__Exercise prompt__:
Rewrite the entries below with "disclosure-triangle-icon" swapped in for every "expand-arrow-icon", leaving everything else as it is.

__Exercise data__:
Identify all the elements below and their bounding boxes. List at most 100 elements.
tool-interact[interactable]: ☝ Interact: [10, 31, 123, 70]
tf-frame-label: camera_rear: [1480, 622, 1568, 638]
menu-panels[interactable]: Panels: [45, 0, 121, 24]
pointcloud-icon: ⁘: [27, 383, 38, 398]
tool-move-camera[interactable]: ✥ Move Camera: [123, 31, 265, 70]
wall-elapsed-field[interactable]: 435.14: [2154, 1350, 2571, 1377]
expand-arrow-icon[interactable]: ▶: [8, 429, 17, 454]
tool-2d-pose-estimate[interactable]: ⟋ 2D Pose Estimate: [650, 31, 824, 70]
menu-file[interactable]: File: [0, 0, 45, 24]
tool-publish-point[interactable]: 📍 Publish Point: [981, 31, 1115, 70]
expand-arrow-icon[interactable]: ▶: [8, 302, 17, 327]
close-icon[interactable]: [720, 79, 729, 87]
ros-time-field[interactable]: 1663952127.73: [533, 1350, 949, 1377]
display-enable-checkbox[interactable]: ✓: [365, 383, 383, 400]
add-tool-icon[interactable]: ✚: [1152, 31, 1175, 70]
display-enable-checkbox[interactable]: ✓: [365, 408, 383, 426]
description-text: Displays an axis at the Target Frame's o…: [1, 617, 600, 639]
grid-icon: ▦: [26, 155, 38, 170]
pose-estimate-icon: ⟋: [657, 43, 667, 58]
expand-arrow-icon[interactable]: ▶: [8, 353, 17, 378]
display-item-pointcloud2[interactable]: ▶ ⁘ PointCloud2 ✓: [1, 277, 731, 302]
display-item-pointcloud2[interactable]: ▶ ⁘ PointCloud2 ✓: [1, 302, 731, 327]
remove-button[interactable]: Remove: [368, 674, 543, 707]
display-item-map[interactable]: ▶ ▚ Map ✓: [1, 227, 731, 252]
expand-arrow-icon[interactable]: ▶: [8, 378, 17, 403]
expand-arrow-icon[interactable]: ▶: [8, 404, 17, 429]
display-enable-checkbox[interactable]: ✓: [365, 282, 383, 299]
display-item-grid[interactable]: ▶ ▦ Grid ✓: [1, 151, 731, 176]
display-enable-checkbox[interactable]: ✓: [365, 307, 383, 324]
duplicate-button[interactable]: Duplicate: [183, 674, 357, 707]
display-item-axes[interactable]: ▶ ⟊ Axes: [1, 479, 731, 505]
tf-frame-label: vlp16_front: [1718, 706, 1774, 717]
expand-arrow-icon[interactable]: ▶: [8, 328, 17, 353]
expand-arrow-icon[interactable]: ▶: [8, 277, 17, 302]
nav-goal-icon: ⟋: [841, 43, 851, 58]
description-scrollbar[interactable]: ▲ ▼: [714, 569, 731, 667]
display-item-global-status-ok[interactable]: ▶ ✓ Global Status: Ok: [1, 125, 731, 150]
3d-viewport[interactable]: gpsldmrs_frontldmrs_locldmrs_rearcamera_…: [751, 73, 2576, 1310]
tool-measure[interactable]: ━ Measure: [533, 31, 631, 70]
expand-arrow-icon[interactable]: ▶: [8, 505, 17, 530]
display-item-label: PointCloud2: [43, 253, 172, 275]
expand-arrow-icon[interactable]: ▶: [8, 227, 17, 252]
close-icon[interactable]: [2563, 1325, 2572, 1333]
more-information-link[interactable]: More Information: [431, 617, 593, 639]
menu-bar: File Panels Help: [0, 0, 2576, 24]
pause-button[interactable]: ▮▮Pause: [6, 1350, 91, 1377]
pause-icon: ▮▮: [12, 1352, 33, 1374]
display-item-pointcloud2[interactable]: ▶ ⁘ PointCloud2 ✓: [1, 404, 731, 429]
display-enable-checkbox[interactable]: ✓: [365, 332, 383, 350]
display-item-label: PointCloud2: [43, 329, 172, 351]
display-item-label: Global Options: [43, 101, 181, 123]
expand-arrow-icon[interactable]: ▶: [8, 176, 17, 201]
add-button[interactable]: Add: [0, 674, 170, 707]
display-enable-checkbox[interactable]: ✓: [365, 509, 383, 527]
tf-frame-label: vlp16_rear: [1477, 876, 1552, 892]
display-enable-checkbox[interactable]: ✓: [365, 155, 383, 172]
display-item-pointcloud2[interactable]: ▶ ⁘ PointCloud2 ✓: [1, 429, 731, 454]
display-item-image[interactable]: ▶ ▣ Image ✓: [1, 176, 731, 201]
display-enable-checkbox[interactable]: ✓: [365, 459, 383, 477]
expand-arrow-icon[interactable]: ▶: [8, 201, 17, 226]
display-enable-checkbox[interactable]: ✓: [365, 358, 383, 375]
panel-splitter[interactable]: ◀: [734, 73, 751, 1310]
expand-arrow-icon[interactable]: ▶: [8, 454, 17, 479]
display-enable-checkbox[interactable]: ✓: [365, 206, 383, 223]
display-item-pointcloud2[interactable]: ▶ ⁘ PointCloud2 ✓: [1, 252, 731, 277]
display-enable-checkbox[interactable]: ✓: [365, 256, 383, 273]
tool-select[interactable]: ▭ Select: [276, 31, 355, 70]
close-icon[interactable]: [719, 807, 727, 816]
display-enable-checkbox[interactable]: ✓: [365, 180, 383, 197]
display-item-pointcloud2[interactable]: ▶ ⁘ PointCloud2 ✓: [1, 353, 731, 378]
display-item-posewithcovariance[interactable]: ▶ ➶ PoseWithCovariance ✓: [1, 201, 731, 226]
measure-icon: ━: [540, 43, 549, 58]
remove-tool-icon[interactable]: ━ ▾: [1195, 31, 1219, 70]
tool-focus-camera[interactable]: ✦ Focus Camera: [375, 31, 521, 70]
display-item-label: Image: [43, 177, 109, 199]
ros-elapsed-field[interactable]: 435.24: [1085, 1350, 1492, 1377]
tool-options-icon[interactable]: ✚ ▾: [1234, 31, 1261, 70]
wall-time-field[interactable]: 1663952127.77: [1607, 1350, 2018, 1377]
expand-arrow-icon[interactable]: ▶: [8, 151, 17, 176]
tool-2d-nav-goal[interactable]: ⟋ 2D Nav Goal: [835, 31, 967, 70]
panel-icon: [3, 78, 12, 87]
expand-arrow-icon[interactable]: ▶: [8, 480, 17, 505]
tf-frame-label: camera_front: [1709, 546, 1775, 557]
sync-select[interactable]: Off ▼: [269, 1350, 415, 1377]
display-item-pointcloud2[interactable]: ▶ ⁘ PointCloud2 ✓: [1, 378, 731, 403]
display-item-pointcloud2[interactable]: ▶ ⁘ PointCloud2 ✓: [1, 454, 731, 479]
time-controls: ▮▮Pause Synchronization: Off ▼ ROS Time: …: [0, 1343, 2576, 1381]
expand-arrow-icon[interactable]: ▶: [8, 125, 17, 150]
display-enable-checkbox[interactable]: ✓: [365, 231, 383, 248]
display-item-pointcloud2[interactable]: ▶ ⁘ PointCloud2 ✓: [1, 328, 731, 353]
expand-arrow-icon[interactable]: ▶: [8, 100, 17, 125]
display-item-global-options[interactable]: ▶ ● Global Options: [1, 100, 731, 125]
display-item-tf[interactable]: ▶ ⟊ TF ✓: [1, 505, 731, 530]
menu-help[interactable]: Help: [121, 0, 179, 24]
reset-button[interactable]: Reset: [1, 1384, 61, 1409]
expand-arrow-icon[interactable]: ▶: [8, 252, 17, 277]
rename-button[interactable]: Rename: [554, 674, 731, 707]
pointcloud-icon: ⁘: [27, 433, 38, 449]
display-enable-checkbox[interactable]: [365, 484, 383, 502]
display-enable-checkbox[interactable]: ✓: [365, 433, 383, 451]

__Correct result__:
Identify all the elements below and their bounding boxes. List at most 100 elements.
tool-interact[interactable]: ☝ Interact: [10, 31, 123, 70]
tf-frame-label: camera_rear: [1480, 622, 1568, 638]
menu-panels[interactable]: Panels: [45, 0, 121, 24]
pointcloud-icon: ⁘: [27, 383, 38, 398]
tool-move-camera[interactable]: ✥ Move Camera: [123, 31, 265, 70]
wall-elapsed-field[interactable]: 435.14: [2154, 1350, 2571, 1377]
disclosure-triangle-icon[interactable]: ▶: [8, 429, 17, 454]
tool-2d-pose-estimate[interactable]: ⟋ 2D Pose Estimate: [650, 31, 824, 70]
menu-file[interactable]: File: [0, 0, 45, 24]
tool-publish-point[interactable]: 📍 Publish Point: [981, 31, 1115, 70]
disclosure-triangle-icon[interactable]: ▶: [8, 302, 17, 327]
close-icon[interactable]: [720, 79, 729, 87]
ros-time-field[interactable]: 1663952127.73: [533, 1350, 949, 1377]
display-enable-checkbox[interactable]: ✓: [365, 383, 383, 400]
add-tool-icon[interactable]: ✚: [1152, 31, 1175, 70]
display-enable-checkbox[interactable]: ✓: [365, 408, 383, 426]
description-text: Displays an axis at the Target Frame's o…: [1, 617, 600, 639]
grid-icon: ▦: [26, 155, 38, 170]
pose-estimate-icon: ⟋: [657, 43, 667, 58]
disclosure-triangle-icon[interactable]: ▶: [8, 353, 17, 378]
display-item-pointcloud2[interactable]: ▶ ⁘ PointCloud2 ✓: [1, 277, 731, 302]
display-item-pointcloud2[interactable]: ▶ ⁘ PointCloud2 ✓: [1, 302, 731, 327]
remove-button[interactable]: Remove: [368, 674, 543, 707]
display-item-map[interactable]: ▶ ▚ Map ✓: [1, 227, 731, 252]
disclosure-triangle-icon[interactable]: ▶: [8, 378, 17, 403]
disclosure-triangle-icon[interactable]: ▶: [8, 404, 17, 429]
display-enable-checkbox[interactable]: ✓: [365, 282, 383, 299]
display-item-grid[interactable]: ▶ ▦ Grid ✓: [1, 151, 731, 176]
display-enable-checkbox[interactable]: ✓: [365, 307, 383, 324]
duplicate-button[interactable]: Duplicate: [183, 674, 357, 707]
display-item-axes[interactable]: ▶ ⟊ Axes: [1, 479, 731, 505]
tf-frame-label: vlp16_front: [1718, 706, 1774, 717]
disclosure-triangle-icon[interactable]: ▶: [8, 328, 17, 353]
disclosure-triangle-icon[interactable]: ▶: [8, 277, 17, 302]
nav-goal-icon: ⟋: [841, 43, 851, 58]
description-scrollbar[interactable]: ▲ ▼: [714, 569, 731, 667]
display-item-global-status-ok[interactable]: ▶ ✓ Global Status: Ok: [1, 125, 731, 150]
3d-viewport[interactable]: gpsldmrs_frontldmrs_locldmrs_rearcamera_…: [751, 73, 2576, 1310]
tool-measure[interactable]: ━ Measure: [533, 31, 631, 70]
disclosure-triangle-icon[interactable]: ▶: [8, 505, 17, 530]
display-item-label: PointCloud2: [43, 253, 172, 275]
disclosure-triangle-icon[interactable]: ▶: [8, 227, 17, 252]
close-icon[interactable]: [2563, 1325, 2572, 1333]
more-information-link[interactable]: More Information: [431, 617, 593, 639]
menu-bar: File Panels Help: [0, 0, 2576, 24]
pause-button[interactable]: ▮▮Pause: [6, 1350, 91, 1377]
pause-icon: ▮▮: [12, 1352, 33, 1374]
display-item-pointcloud2[interactable]: ▶ ⁘ PointCloud2 ✓: [1, 404, 731, 429]
display-enable-checkbox[interactable]: ✓: [365, 332, 383, 350]
display-item-label: PointCloud2: [43, 329, 172, 351]
display-item-label: Global Options: [43, 101, 181, 123]
disclosure-triangle-icon[interactable]: ▶: [8, 176, 17, 201]
add-button[interactable]: Add: [0, 674, 170, 707]
display-enable-checkbox[interactable]: ✓: [365, 509, 383, 527]
tf-frame-label: vlp16_rear: [1477, 876, 1552, 892]
display-enable-checkbox[interactable]: ✓: [365, 155, 383, 172]
display-item-pointcloud2[interactable]: ▶ ⁘ PointCloud2 ✓: [1, 429, 731, 454]
display-item-image[interactable]: ▶ ▣ Image ✓: [1, 176, 731, 201]
display-enable-checkbox[interactable]: ✓: [365, 459, 383, 477]
disclosure-triangle-icon[interactable]: ▶: [8, 201, 17, 226]
display-enable-checkbox[interactable]: ✓: [365, 358, 383, 375]
panel-splitter[interactable]: ◀: [734, 73, 751, 1310]
disclosure-triangle-icon[interactable]: ▶: [8, 454, 17, 479]
display-enable-checkbox[interactable]: ✓: [365, 206, 383, 223]
display-item-pointcloud2[interactable]: ▶ ⁘ PointCloud2 ✓: [1, 252, 731, 277]
display-enable-checkbox[interactable]: ✓: [365, 256, 383, 273]
tool-select[interactable]: ▭ Select: [276, 31, 355, 70]
close-icon[interactable]: [719, 807, 727, 816]
display-enable-checkbox[interactable]: ✓: [365, 180, 383, 197]
display-item-pointcloud2[interactable]: ▶ ⁘ PointCloud2 ✓: [1, 353, 731, 378]
display-item-posewithcovariance[interactable]: ▶ ➶ PoseWithCovariance ✓: [1, 201, 731, 226]
measure-icon: ━: [540, 43, 549, 58]
remove-tool-icon[interactable]: ━ ▾: [1195, 31, 1219, 70]
tool-focus-camera[interactable]: ✦ Focus Camera: [375, 31, 521, 70]
display-item-label: Image: [43, 177, 109, 199]
ros-elapsed-field[interactable]: 435.24: [1085, 1350, 1492, 1377]
tool-options-icon[interactable]: ✚ ▾: [1234, 31, 1261, 70]
wall-time-field[interactable]: 1663952127.77: [1607, 1350, 2018, 1377]
disclosure-triangle-icon[interactable]: ▶: [8, 151, 17, 176]
tool-2d-nav-goal[interactable]: ⟋ 2D Nav Goal: [835, 31, 967, 70]
panel-icon: [3, 78, 12, 87]
disclosure-triangle-icon[interactable]: ▶: [8, 480, 17, 505]
tf-frame-label: camera_front: [1709, 546, 1775, 557]
sync-select[interactable]: Off ▼: [269, 1350, 415, 1377]
display-item-pointcloud2[interactable]: ▶ ⁘ PointCloud2 ✓: [1, 378, 731, 403]
display-item-pointcloud2[interactable]: ▶ ⁘ PointCloud2 ✓: [1, 454, 731, 479]
time-controls: ▮▮Pause Synchronization: Off ▼ ROS Time: …: [0, 1343, 2576, 1381]
disclosure-triangle-icon[interactable]: ▶: [8, 125, 17, 150]
display-enable-checkbox[interactable]: ✓: [365, 231, 383, 248]
display-item-pointcloud2[interactable]: ▶ ⁘ PointCloud2 ✓: [1, 328, 731, 353]
disclosure-triangle-icon[interactable]: ▶: [8, 100, 17, 125]
display-item-global-options[interactable]: ▶ ● Global Options: [1, 100, 731, 125]
display-item-tf[interactable]: ▶ ⟊ TF ✓: [1, 505, 731, 530]
menu-help[interactable]: Help: [121, 0, 179, 24]
reset-button[interactable]: Reset: [1, 1384, 61, 1409]
disclosure-triangle-icon[interactable]: ▶: [8, 252, 17, 277]
rename-button[interactable]: Rename: [554, 674, 731, 707]
pointcloud-icon: ⁘: [27, 433, 38, 449]
display-enable-checkbox[interactable]: [365, 484, 383, 502]
display-enable-checkbox[interactable]: ✓: [365, 433, 383, 451]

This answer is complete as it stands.